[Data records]
<<<<
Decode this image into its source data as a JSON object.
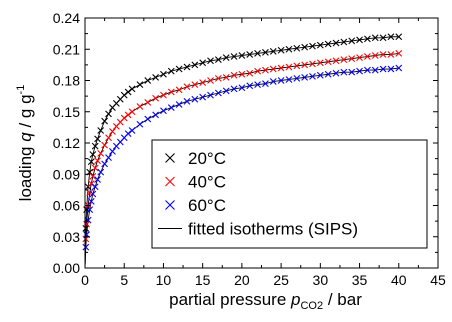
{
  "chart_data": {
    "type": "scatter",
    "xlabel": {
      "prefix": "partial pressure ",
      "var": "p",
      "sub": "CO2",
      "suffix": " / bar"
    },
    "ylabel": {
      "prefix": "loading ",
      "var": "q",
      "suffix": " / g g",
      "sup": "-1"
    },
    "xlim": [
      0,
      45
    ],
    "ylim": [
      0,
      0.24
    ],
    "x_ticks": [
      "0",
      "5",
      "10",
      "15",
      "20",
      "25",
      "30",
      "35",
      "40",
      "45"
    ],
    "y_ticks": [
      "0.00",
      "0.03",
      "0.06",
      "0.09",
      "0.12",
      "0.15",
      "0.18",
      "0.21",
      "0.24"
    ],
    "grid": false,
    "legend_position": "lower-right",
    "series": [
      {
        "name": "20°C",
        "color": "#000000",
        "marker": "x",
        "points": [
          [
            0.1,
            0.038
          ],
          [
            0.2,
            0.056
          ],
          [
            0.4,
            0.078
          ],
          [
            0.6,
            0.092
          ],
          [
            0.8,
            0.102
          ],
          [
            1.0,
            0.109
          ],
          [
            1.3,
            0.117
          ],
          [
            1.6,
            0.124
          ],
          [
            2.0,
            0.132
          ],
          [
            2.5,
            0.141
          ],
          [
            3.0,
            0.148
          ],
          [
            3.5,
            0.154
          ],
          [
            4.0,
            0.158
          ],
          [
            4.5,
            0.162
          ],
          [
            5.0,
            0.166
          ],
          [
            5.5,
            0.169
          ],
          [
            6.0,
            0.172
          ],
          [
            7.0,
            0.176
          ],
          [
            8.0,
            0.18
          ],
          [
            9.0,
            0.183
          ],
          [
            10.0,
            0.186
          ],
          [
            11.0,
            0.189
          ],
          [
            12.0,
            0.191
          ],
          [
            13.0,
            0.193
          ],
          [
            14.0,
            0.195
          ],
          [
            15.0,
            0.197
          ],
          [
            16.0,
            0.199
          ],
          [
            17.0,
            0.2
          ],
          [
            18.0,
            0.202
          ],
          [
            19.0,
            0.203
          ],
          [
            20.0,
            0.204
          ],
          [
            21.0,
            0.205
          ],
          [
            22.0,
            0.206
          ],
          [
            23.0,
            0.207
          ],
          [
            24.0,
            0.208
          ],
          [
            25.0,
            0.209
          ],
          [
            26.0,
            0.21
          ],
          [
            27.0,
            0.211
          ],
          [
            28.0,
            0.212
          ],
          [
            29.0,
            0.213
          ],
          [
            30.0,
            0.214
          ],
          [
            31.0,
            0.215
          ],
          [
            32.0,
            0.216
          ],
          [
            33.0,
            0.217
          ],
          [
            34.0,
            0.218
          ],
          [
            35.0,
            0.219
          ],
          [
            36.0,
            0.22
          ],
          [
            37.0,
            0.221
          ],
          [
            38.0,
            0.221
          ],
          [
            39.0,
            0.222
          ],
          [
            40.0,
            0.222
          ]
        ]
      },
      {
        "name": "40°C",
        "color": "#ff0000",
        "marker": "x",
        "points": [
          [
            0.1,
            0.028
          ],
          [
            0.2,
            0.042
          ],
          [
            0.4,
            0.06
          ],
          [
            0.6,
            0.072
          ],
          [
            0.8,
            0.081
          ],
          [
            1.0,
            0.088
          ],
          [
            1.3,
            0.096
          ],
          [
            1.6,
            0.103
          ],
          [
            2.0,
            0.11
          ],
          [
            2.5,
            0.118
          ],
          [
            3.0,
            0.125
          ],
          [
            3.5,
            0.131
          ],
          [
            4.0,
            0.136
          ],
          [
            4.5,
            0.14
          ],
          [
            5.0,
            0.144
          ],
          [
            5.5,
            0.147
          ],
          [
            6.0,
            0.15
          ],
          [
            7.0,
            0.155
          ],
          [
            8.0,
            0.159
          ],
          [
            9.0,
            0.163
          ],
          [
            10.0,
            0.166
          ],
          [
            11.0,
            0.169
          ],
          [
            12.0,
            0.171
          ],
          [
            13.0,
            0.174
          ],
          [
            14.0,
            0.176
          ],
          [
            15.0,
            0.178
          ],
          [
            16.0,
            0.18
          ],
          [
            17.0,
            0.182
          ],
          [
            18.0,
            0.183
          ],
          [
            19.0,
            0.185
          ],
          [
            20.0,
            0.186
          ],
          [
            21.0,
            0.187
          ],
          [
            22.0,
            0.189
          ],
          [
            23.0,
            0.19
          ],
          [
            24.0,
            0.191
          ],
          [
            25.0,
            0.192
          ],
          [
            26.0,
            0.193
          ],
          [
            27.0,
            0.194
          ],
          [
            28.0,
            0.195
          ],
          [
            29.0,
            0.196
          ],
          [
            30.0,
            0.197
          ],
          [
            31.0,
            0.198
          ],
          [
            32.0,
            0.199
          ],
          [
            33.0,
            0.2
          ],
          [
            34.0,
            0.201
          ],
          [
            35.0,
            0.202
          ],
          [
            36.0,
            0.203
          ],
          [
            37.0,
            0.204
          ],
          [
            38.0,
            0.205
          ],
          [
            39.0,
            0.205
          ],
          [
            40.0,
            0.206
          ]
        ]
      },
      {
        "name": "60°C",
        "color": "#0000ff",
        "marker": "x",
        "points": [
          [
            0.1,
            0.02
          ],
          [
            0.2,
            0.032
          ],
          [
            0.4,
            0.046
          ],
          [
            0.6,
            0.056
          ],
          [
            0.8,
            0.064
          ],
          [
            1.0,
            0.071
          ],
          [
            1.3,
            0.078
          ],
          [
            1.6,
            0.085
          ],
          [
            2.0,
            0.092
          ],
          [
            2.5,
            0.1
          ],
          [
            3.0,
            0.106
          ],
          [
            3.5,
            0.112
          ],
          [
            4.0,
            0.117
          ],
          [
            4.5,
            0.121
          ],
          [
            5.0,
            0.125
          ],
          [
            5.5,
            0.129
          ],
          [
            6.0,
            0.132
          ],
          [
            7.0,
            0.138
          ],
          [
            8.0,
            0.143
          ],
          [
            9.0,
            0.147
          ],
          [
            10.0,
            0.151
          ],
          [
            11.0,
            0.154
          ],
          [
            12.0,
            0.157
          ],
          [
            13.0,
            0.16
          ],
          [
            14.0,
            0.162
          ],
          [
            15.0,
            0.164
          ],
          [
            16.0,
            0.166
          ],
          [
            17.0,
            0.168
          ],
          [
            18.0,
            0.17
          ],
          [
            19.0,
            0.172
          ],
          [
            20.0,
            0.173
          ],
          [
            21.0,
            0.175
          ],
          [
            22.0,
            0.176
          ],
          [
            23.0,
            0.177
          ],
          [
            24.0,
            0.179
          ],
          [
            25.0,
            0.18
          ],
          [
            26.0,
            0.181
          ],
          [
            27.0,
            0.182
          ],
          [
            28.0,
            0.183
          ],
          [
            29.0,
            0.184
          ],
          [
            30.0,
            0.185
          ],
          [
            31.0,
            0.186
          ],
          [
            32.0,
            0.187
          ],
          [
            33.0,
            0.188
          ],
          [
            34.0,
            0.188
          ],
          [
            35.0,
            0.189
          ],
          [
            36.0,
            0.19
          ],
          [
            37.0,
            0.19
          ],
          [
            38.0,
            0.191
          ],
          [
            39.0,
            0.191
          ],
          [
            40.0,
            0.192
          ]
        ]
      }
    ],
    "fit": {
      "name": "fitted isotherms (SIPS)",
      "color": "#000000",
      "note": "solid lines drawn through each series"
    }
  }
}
>>>>
<<<<
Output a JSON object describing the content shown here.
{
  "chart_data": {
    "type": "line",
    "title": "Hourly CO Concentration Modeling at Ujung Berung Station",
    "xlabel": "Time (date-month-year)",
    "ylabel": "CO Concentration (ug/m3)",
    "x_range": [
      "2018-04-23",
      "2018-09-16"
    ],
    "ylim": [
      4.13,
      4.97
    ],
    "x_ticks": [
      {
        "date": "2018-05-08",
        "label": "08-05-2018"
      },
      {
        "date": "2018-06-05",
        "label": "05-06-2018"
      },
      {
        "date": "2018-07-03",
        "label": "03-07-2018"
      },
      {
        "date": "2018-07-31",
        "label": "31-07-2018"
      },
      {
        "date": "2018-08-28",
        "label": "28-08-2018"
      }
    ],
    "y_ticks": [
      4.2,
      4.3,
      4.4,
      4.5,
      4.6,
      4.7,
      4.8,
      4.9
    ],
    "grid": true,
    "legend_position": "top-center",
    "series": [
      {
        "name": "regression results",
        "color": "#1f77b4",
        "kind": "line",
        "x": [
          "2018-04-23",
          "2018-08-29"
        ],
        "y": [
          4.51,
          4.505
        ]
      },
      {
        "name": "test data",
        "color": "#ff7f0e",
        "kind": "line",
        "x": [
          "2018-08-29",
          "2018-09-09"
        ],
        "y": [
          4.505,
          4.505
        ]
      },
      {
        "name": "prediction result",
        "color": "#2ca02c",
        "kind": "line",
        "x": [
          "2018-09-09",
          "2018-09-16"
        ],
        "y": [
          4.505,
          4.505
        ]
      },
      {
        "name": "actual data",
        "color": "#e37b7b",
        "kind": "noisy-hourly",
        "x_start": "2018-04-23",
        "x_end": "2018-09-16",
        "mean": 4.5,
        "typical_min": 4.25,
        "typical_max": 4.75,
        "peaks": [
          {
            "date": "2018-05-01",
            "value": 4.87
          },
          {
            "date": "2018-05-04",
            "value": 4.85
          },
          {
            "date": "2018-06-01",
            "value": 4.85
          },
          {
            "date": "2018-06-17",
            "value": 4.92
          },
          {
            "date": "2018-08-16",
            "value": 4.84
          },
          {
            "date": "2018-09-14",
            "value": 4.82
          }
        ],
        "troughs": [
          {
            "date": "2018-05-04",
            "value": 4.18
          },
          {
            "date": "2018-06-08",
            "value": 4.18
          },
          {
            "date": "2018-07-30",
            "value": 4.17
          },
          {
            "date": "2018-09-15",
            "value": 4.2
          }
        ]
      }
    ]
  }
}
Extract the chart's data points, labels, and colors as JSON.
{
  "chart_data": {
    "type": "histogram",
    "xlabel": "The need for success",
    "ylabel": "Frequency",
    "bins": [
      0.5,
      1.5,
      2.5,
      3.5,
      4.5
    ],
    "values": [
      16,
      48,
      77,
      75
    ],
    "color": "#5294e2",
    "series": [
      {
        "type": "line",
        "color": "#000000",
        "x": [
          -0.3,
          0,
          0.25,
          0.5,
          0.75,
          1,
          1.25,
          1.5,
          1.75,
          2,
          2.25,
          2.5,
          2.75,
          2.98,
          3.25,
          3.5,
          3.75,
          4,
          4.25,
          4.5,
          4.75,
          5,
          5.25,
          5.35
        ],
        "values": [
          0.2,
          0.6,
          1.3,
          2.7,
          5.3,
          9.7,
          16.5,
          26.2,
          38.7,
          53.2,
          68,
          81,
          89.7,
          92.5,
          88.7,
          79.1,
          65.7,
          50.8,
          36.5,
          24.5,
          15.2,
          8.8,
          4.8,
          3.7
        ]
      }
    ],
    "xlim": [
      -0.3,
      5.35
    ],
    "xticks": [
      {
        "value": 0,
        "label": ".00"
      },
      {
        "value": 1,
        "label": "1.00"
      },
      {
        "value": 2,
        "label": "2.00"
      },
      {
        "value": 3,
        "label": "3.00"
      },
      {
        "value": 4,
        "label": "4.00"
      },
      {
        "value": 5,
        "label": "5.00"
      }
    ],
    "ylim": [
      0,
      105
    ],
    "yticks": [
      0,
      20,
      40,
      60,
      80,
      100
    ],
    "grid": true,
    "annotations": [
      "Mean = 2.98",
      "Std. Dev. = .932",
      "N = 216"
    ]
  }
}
>>>>
TASK DESCRIPTION:
All lines that include "name" are to be gathered and copied.

COMPLETE ANSWER:
        "name": "20°C",
        "name": "40°C",
        "name": "60°C",
      "name": "fitted isotherms (SIPS)",
        "name": "regression results",
        "name": "test data",
        "name": "prediction result",
        "name": "actual data",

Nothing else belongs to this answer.